(Stored items)
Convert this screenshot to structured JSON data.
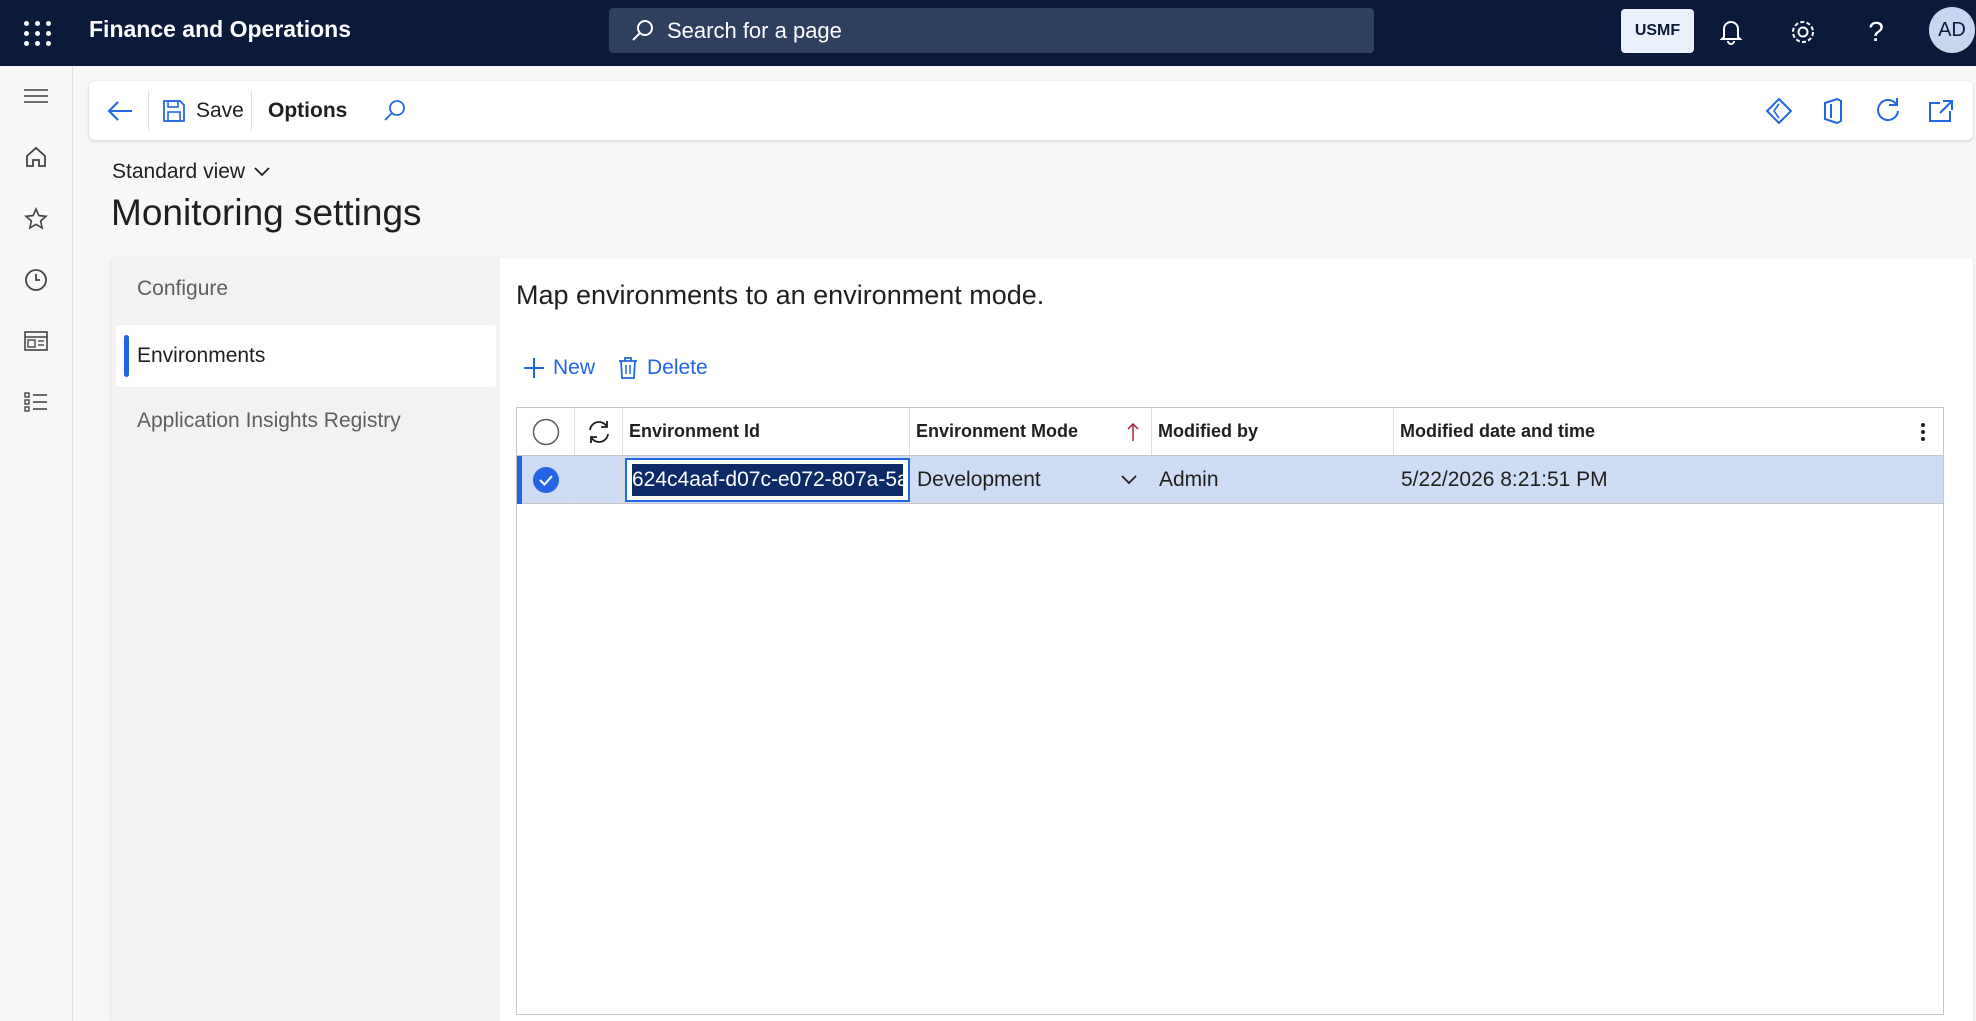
{
  "topbar": {
    "app_title": "Finance and Operations",
    "search_placeholder": "Search for a page",
    "company": "USMF",
    "avatar_initials": "AD"
  },
  "actionbar": {
    "save_label": "Save",
    "options_label": "Options"
  },
  "page": {
    "view_selector": "Standard view",
    "title": "Monitoring settings"
  },
  "tabs": [
    {
      "label": "Configure",
      "selected": false
    },
    {
      "label": "Environments",
      "selected": true
    },
    {
      "label": "Application Insights Registry",
      "selected": false
    }
  ],
  "main": {
    "heading": "Map environments to an environment mode.",
    "new_label": "New",
    "delete_label": "Delete"
  },
  "grid": {
    "columns": [
      "Environment Id",
      "Environment Mode",
      "Modified by",
      "Modified date and time"
    ],
    "rows": [
      {
        "environment_id": "624c4aaf-d07c-e072-807a-5a",
        "environment_mode": "Development",
        "modified_by": "Admin",
        "modified_datetime": "5/22/2026 8:21:51 PM",
        "selected": true
      }
    ]
  },
  "colors": {
    "topbar_bg": "#0b1a3b",
    "accent": "#2266e3",
    "selected_row": "#cfdcf5"
  }
}
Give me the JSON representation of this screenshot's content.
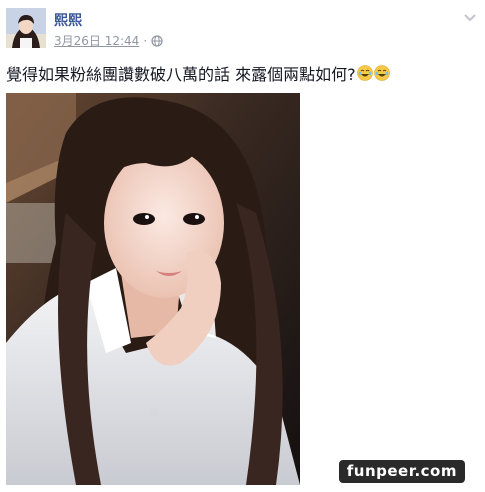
{
  "post": {
    "author": "熙熙",
    "timestamp": "3月26日 12:44",
    "separator": "·",
    "privacy_icon": "globe-icon",
    "menu_icon": "chevron-down-icon",
    "text": "覺得如果粉絲團讚數破八萬的話 來露個兩點如何?",
    "emojis": [
      "laughing-tears-emoji",
      "laughing-tears-emoji"
    ],
    "photo_icon": "portrait-photo"
  },
  "watermark": {
    "text": "funpeer.com"
  },
  "colors": {
    "link": "#3b5998",
    "meta": "#9197a3",
    "text": "#141823",
    "watermark_bg": "#2a2a2a"
  }
}
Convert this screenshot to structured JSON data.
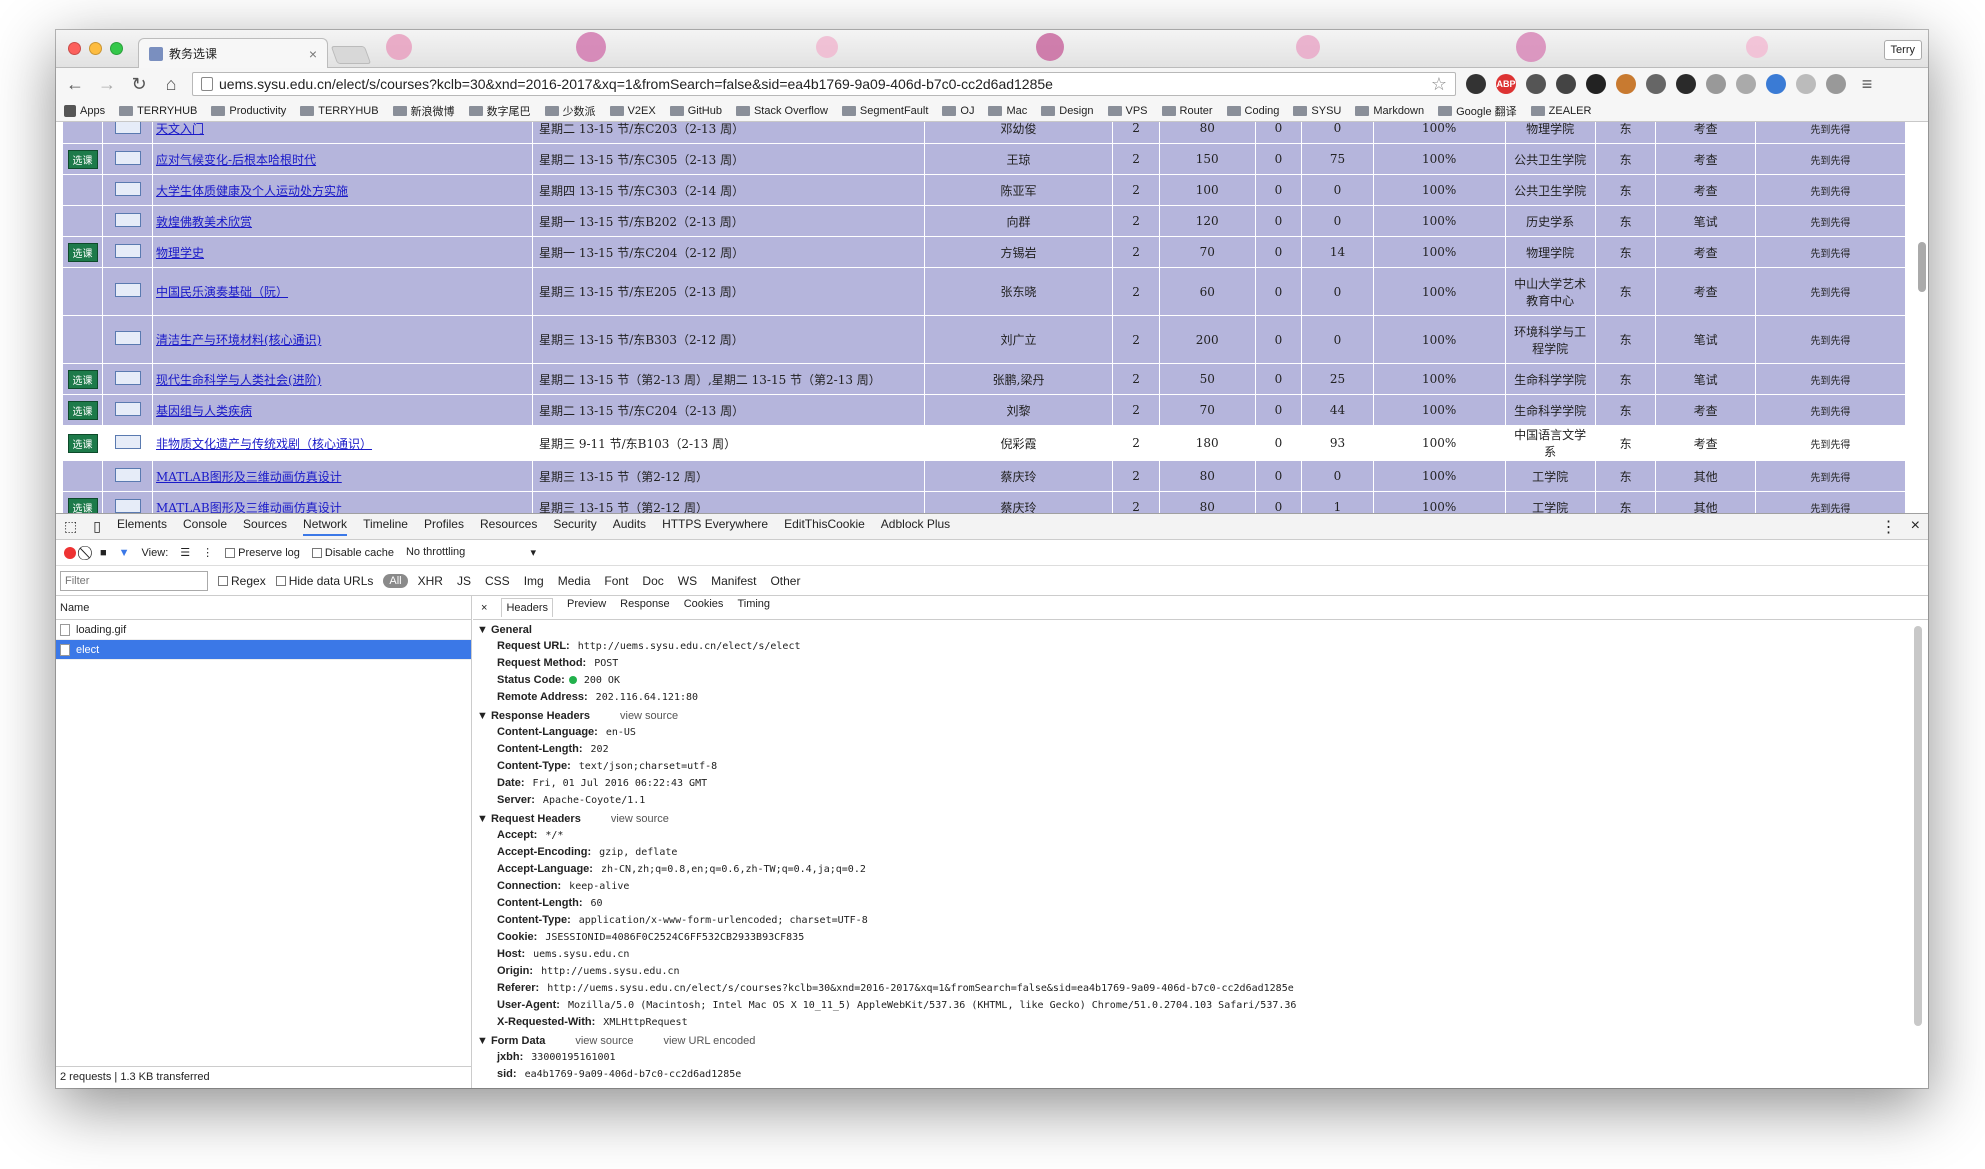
{
  "browser": {
    "tab_title": "教务选课",
    "profile_name": "Terry",
    "url": "uems.sysu.edu.cn/elect/s/courses?kclb=30&xnd=2016-2017&xq=1&fromSearch=false&sid=ea4b1769-9a09-406d-b7c0-cc2d6ad1285e",
    "bookmarks": [
      "Apps",
      "TERRYHUB",
      "Productivity",
      "TERRYHUB",
      "新浪微博",
      "数字尾巴",
      "少数派",
      "V2EX",
      "GitHub",
      "Stack Overflow",
      "SegmentFault",
      "OJ",
      "Mac",
      "Design",
      "VPS",
      "Router",
      "Coding",
      "SYSU",
      "Markdown",
      "Google 翻译",
      "ZEALER"
    ]
  },
  "courses": [
    {
      "action": "",
      "name": "天文入门",
      "time": "星期二 13-15 节/东C203（2-13 周）",
      "teacher": "邓幼俊",
      "credit": "2",
      "cap": "80",
      "c1": "0",
      "c2": "0",
      "rate": "100%",
      "dept": "物理学院",
      "campus": "东",
      "exam": "考查",
      "rule": "先到先得",
      "tall": false,
      "white": false
    },
    {
      "action": "选课",
      "name": "应对气候变化-后根本哈根时代",
      "time": "星期二 13-15 节/东C305（2-13 周）",
      "teacher": "王琼",
      "credit": "2",
      "cap": "150",
      "c1": "0",
      "c2": "75",
      "rate": "100%",
      "dept": "公共卫生学院",
      "campus": "东",
      "exam": "考查",
      "rule": "先到先得",
      "tall": false,
      "white": false
    },
    {
      "action": "",
      "name": "大学生体质健康及个人运动处方实施",
      "time": "星期四 13-15 节/东C303（2-14 周）",
      "teacher": "陈亚军",
      "credit": "2",
      "cap": "100",
      "c1": "0",
      "c2": "0",
      "rate": "100%",
      "dept": "公共卫生学院",
      "campus": "东",
      "exam": "考查",
      "rule": "先到先得",
      "tall": false,
      "white": false
    },
    {
      "action": "",
      "name": "敦煌佛教美术欣赏",
      "time": "星期一 13-15 节/东B202（2-13 周）",
      "teacher": "向群",
      "credit": "2",
      "cap": "120",
      "c1": "0",
      "c2": "0",
      "rate": "100%",
      "dept": "历史学系",
      "campus": "东",
      "exam": "笔试",
      "rule": "先到先得",
      "tall": false,
      "white": false
    },
    {
      "action": "选课",
      "name": "物理学史",
      "time": "星期一 13-15 节/东C204（2-12 周）",
      "teacher": "方锡岩",
      "credit": "2",
      "cap": "70",
      "c1": "0",
      "c2": "14",
      "rate": "100%",
      "dept": "物理学院",
      "campus": "东",
      "exam": "考查",
      "rule": "先到先得",
      "tall": false,
      "white": false
    },
    {
      "action": "",
      "name": "中国民乐演奏基础（阮）",
      "time": "星期三 13-15 节/东E205（2-13 周）",
      "teacher": "张东晓",
      "credit": "2",
      "cap": "60",
      "c1": "0",
      "c2": "0",
      "rate": "100%",
      "dept": "中山大学艺术教育中心",
      "campus": "东",
      "exam": "考查",
      "rule": "先到先得",
      "tall": true,
      "white": false
    },
    {
      "action": "",
      "name": "清洁生产与环境材料(核心通识)",
      "time": "星期三 13-15 节/东B303（2-12 周）",
      "teacher": "刘广立",
      "credit": "2",
      "cap": "200",
      "c1": "0",
      "c2": "0",
      "rate": "100%",
      "dept": "环境科学与工程学院",
      "campus": "东",
      "exam": "笔试",
      "rule": "先到先得",
      "tall": true,
      "white": false
    },
    {
      "action": "选课",
      "name": "现代生命科学与人类社会(进阶)",
      "time": "星期二 13-15 节（第2-13 周）,星期二 13-15 节（第2-13 周）",
      "teacher": "张鹏,梁丹",
      "credit": "2",
      "cap": "50",
      "c1": "0",
      "c2": "25",
      "rate": "100%",
      "dept": "生命科学学院",
      "campus": "东",
      "exam": "笔试",
      "rule": "先到先得",
      "tall": false,
      "white": false
    },
    {
      "action": "选课",
      "name": "基因组与人类疾病",
      "time": "星期二 13-15 节/东C204（2-13 周）",
      "teacher": "刘黎",
      "credit": "2",
      "cap": "70",
      "c1": "0",
      "c2": "44",
      "rate": "100%",
      "dept": "生命科学学院",
      "campus": "东",
      "exam": "考查",
      "rule": "先到先得",
      "tall": false,
      "white": false
    },
    {
      "action": "选课",
      "name": "非物质文化遗产与传统戏剧（核心通识）",
      "time": "星期三 9-11 节/东B103（2-13 周）",
      "teacher": "倪彩霞",
      "credit": "2",
      "cap": "180",
      "c1": "0",
      "c2": "93",
      "rate": "100%",
      "dept": "中国语言文学系",
      "campus": "东",
      "exam": "考查",
      "rule": "先到先得",
      "tall": false,
      "white": true
    },
    {
      "action": "",
      "name": "MATLAB图形及三维动画仿真设计",
      "time": "星期三 13-15 节（第2-12 周）",
      "teacher": "蔡庆玲",
      "credit": "2",
      "cap": "80",
      "c1": "0",
      "c2": "0",
      "rate": "100%",
      "dept": "工学院",
      "campus": "东",
      "exam": "其他",
      "rule": "先到先得",
      "tall": false,
      "white": false
    },
    {
      "action": "选课",
      "name": "MATLAB图形及三维动画仿真设计",
      "time": "星期三 13-15 节（第2-12 周）",
      "teacher": "蔡庆玲",
      "credit": "2",
      "cap": "80",
      "c1": "0",
      "c2": "1",
      "rate": "100%",
      "dept": "工学院",
      "campus": "东",
      "exam": "其他",
      "rule": "先到先得",
      "tall": false,
      "white": false
    }
  ],
  "devtools": {
    "tabs": [
      "Elements",
      "Console",
      "Sources",
      "Network",
      "Timeline",
      "Profiles",
      "Resources",
      "Security",
      "Audits",
      "HTTPS Everywhere",
      "EditThisCookie",
      "Adblock Plus"
    ],
    "active_tab": "Network",
    "net": {
      "view": "View:",
      "preserve": "Preserve log",
      "disable_cache": "Disable cache",
      "throttle": "No throttling"
    },
    "filter": {
      "placeholder": "Filter",
      "regex": "Regex",
      "hide": "Hide data URLs",
      "all": "All",
      "types": [
        "XHR",
        "JS",
        "CSS",
        "Img",
        "Media",
        "Font",
        "Doc",
        "WS",
        "Manifest",
        "Other"
      ]
    },
    "list_header": "Name",
    "requests": [
      "loading.gif",
      "elect"
    ],
    "status": "2 requests  |  1.3 KB transferred",
    "detail_tabs": [
      "Headers",
      "Preview",
      "Response",
      "Cookies",
      "Timing"
    ],
    "view_source": "view source",
    "view_url_encoded": "view URL encoded",
    "sections": [
      {
        "title": "General",
        "items": [
          [
            "Request URL:",
            "http://uems.sysu.edu.cn/elect/s/elect"
          ],
          [
            "Request Method:",
            "POST"
          ],
          [
            "Status Code:",
            "200 OK"
          ],
          [
            "Remote Address:",
            "202.116.64.121:80"
          ]
        ]
      },
      {
        "title": "Response Headers",
        "items": [
          [
            "Content-Language:",
            "en-US"
          ],
          [
            "Content-Length:",
            "202"
          ],
          [
            "Content-Type:",
            "text/json;charset=utf-8"
          ],
          [
            "Date:",
            "Fri, 01 Jul 2016 06:22:43 GMT"
          ],
          [
            "Server:",
            "Apache-Coyote/1.1"
          ]
        ]
      },
      {
        "title": "Request Headers",
        "items": [
          [
            "Accept:",
            "*/*"
          ],
          [
            "Accept-Encoding:",
            "gzip, deflate"
          ],
          [
            "Accept-Language:",
            "zh-CN,zh;q=0.8,en;q=0.6,zh-TW;q=0.4,ja;q=0.2"
          ],
          [
            "Connection:",
            "keep-alive"
          ],
          [
            "Content-Length:",
            "60"
          ],
          [
            "Content-Type:",
            "application/x-www-form-urlencoded; charset=UTF-8"
          ],
          [
            "Cookie:",
            "JSESSIONID=4086F0C2524C6FF532CB2933B93CF835"
          ],
          [
            "Host:",
            "uems.sysu.edu.cn"
          ],
          [
            "Origin:",
            "http://uems.sysu.edu.cn"
          ],
          [
            "Referer:",
            "http://uems.sysu.edu.cn/elect/s/courses?kclb=30&xnd=2016-2017&xq=1&fromSearch=false&sid=ea4b1769-9a09-406d-b7c0-cc2d6ad1285e"
          ],
          [
            "User-Agent:",
            "Mozilla/5.0 (Macintosh; Intel Mac OS X 10_11_5) AppleWebKit/537.36 (KHTML, like Gecko) Chrome/51.0.2704.103 Safari/537.36"
          ],
          [
            "X-Requested-With:",
            "XMLHttpRequest"
          ]
        ]
      },
      {
        "title": "Form Data",
        "items": [
          [
            "jxbh:",
            "33000195161001"
          ],
          [
            "sid:",
            "ea4b1769-9a09-406d-b7c0-cc2d6ad1285e"
          ]
        ]
      }
    ]
  }
}
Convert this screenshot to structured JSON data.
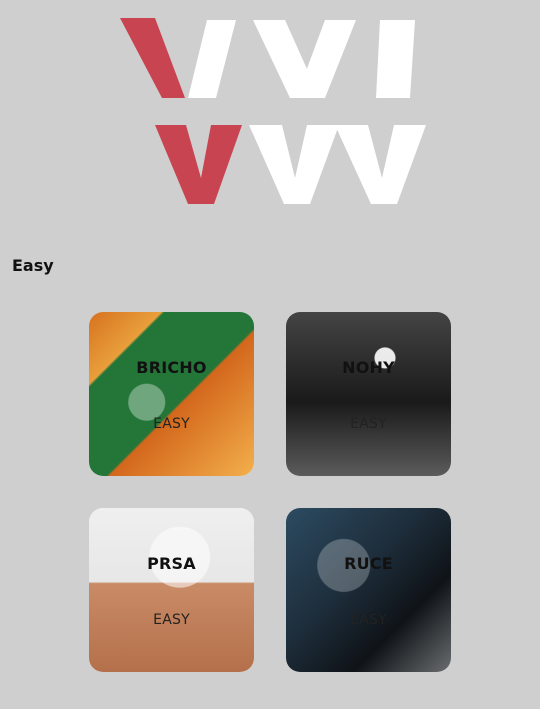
{
  "section": {
    "title": "Easy"
  },
  "cards": [
    {
      "title": "BRICHO",
      "level": "EASY",
      "image_icon": "beer-pack-photo"
    },
    {
      "title": "NOHY",
      "level": "EASY",
      "image_icon": "legs-workout-photo"
    },
    {
      "title": "PRSA",
      "level": "EASY",
      "image_icon": "chest-muscles-photo"
    },
    {
      "title": "RUCE",
      "level": "EASY",
      "image_icon": "arms-workout-photo"
    }
  ],
  "colors": {
    "background": "#cfcfcf",
    "logo_red": "#c84451",
    "logo_white": "#ffffff"
  }
}
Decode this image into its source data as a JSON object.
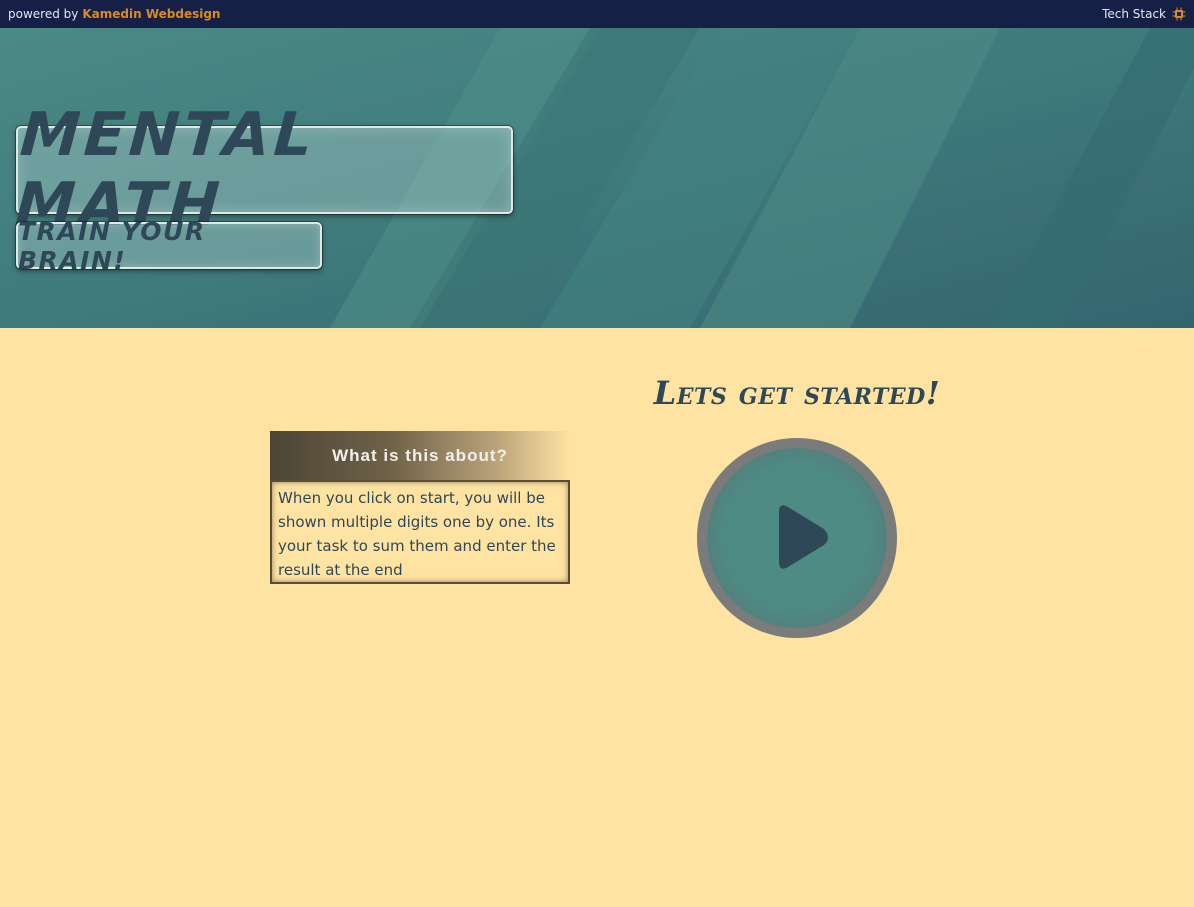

▶ [What you have to do]
Lines of the material that contain the word "photo" are to be gathered.

▶ [Correct output]
    "photo_icon": "portrait-photo"
      "image_icon": "beer-pack-photo"
      "image_icon": "legs-workout-photo"
      "image_icon": "chest-muscles-photo"
      "image_icon": "arms-workout-photo"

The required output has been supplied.